WHAT YOU WILL DO » Reproduce the data exactly.

[Data items]

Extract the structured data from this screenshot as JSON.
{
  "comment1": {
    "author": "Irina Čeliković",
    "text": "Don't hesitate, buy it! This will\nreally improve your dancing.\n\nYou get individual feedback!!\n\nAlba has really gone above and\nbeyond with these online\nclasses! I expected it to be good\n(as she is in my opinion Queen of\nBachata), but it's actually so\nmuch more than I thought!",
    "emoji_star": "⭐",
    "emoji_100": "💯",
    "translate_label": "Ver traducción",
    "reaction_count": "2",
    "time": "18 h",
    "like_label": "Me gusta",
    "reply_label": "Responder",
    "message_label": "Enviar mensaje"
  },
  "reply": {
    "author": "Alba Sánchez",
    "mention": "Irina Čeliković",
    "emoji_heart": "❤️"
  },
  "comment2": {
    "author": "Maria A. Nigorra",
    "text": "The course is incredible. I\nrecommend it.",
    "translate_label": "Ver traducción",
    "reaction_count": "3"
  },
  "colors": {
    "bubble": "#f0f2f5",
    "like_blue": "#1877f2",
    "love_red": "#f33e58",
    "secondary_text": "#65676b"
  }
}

RIGHT ANSWER »
Extract the structured data from this screenshot as JSON.
{
  "comment1": {
    "author": "Irina Čeliković",
    "text": "Don't hesitate, buy it! This will\nreally improve your dancing.\n\nYou get individual feedback!!\n\nAlba has really gone above and\nbeyond with these online\nclasses! I expected it to be good\n(as she is in my opinion Queen of\nBachata), but it's actually so\nmuch more than I thought!",
    "emoji_star": "⭐",
    "emoji_100": "💯",
    "translate_label": "Ver traducción",
    "reaction_count": "2",
    "time": "18 h",
    "like_label": "Me gusta",
    "reply_label": "Responder",
    "message_label": "Enviar mensaje"
  },
  "reply": {
    "author": "Alba Sánchez",
    "mention": "Irina Čeliković",
    "emoji_heart": "❤️"
  },
  "comment2": {
    "author": "Maria A. Nigorra",
    "text": "The course is incredible. I\nrecommend it.",
    "translate_label": "Ver traducción",
    "reaction_count": "3"
  },
  "colors": {
    "bubble": "#f0f2f5",
    "like_blue": "#1877f2",
    "love_red": "#f33e58",
    "secondary_text": "#65676b"
  }
}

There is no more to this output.